## Short exercise
Skip every line before the one containing "Extract all readable text from this page.", then copy that line and the rest of the entries below exactly, through the last line.

## Records provided

___

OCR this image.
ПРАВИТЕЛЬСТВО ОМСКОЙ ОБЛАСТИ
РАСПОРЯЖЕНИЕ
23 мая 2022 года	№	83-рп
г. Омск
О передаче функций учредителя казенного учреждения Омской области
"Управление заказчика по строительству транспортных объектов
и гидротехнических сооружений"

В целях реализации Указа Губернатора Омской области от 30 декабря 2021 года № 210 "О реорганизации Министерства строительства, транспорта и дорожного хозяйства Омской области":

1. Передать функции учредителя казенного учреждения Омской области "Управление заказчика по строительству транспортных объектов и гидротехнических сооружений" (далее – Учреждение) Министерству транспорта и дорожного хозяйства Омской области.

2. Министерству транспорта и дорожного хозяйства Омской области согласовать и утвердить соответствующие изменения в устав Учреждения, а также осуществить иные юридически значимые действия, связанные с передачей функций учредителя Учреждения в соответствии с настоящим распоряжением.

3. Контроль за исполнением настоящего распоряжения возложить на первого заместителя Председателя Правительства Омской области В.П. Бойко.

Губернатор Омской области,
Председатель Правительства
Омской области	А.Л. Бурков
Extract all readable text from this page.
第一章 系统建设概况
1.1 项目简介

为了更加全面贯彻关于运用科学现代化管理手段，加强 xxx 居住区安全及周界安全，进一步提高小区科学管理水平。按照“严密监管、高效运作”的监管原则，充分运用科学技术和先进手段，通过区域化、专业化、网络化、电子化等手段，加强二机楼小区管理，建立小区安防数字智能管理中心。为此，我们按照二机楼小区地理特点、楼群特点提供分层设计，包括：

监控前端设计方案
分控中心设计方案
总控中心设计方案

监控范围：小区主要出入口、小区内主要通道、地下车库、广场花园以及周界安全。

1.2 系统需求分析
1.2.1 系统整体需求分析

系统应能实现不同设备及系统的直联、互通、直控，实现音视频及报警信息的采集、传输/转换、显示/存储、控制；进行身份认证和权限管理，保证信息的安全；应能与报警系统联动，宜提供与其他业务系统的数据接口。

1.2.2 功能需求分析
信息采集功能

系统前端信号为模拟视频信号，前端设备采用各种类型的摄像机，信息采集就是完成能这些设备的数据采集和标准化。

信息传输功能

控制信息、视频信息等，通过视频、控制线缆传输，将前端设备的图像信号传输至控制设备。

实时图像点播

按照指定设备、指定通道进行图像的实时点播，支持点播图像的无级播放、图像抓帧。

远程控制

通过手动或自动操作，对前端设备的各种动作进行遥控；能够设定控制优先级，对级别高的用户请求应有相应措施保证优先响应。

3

___

## Response for this exercise
Extract all readable text from this page.
第一章 系统建设概况
1.1 项目简介

为了更加全面贯彻关于运用科学现代化管理手段，加强 xxx 居住区安全及周界安全，进一步提高小区科学管理水平。按照“严密监管、高效运作”的监管原则，充分运用科学技术和先进手段，通过区域化、专业化、网络化、电子化等手段，加强二机楼小区管理，建立小区安防数字智能管理中心。为此，我们按照二机楼小区地理特点、楼群特点提供分层设计，包括：

监控前端设计方案
分控中心设计方案
总控中心设计方案

监控范围：小区主要出入口、小区内主要通道、地下车库、广场花园以及周界安全。

1.2 系统需求分析
1.2.1 系统整体需求分析

系统应能实现不同设备及系统的直联、互通、直控，实现音视频及报警信息的采集、传输/转换、显示/存储、控制；进行身份认证和权限管理，保证信息的安全；应能与报警系统联动，宜提供与其他业务系统的数据接口。

1.2.2 功能需求分析
信息采集功能

系统前端信号为模拟视频信号，前端设备采用各种类型的摄像机，信息采集就是完成能这些设备的数据采集和标准化。

信息传输功能

控制信息、视频信息等，通过视频、控制线缆传输，将前端设备的图像信号传输至控制设备。

实时图像点播

按照指定设备、指定通道进行图像的实时点播，支持点播图像的无级播放、图像抓帧。

远程控制

通过手动或自动操作，对前端设备的各种动作进行遥控；能够设定控制优先级，对级别高的用户请求应有相应措施保证优先响应。

3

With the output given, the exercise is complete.